-- start of Records to process --

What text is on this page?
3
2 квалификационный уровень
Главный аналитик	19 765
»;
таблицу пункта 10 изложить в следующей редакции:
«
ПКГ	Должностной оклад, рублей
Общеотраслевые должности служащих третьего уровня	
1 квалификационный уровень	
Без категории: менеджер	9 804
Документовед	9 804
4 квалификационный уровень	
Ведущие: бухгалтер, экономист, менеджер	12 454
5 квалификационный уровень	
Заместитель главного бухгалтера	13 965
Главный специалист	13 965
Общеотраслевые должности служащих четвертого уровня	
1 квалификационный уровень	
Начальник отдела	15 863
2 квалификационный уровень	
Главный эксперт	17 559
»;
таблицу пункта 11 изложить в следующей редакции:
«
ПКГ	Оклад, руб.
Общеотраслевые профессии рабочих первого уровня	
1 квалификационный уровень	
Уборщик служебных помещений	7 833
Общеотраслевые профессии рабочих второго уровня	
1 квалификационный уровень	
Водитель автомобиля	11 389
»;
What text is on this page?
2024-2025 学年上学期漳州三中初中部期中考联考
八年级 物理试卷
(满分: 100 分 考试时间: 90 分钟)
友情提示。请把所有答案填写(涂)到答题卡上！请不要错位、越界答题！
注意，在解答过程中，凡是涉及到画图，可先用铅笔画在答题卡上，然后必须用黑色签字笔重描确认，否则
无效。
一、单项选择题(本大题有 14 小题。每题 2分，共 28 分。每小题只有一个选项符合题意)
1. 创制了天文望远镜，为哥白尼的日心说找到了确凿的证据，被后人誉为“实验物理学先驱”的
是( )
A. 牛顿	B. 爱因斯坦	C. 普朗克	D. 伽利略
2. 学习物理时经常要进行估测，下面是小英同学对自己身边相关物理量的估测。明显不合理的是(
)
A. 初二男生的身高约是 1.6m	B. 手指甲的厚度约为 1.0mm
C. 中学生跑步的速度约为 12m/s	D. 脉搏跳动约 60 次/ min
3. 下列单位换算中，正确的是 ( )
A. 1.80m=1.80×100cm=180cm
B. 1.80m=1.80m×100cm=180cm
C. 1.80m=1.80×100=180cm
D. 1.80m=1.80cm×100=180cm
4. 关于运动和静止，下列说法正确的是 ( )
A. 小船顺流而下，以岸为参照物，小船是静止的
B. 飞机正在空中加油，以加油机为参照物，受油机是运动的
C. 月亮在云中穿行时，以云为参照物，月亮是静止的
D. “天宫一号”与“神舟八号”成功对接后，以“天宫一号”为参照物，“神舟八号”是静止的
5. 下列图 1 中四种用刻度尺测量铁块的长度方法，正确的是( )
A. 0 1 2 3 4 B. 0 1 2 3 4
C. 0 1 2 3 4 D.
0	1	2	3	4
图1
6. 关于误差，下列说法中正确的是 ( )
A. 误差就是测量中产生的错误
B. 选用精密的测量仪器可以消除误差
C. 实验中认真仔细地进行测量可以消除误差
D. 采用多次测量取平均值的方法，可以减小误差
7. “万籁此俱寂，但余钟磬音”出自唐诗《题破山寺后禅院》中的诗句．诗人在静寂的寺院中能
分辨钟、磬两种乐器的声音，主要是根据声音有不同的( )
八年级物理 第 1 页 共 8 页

-- end of Records to process --

To be done: A single figure is required: the number of lines above in which the word "профессии" occurs.

The answer: 2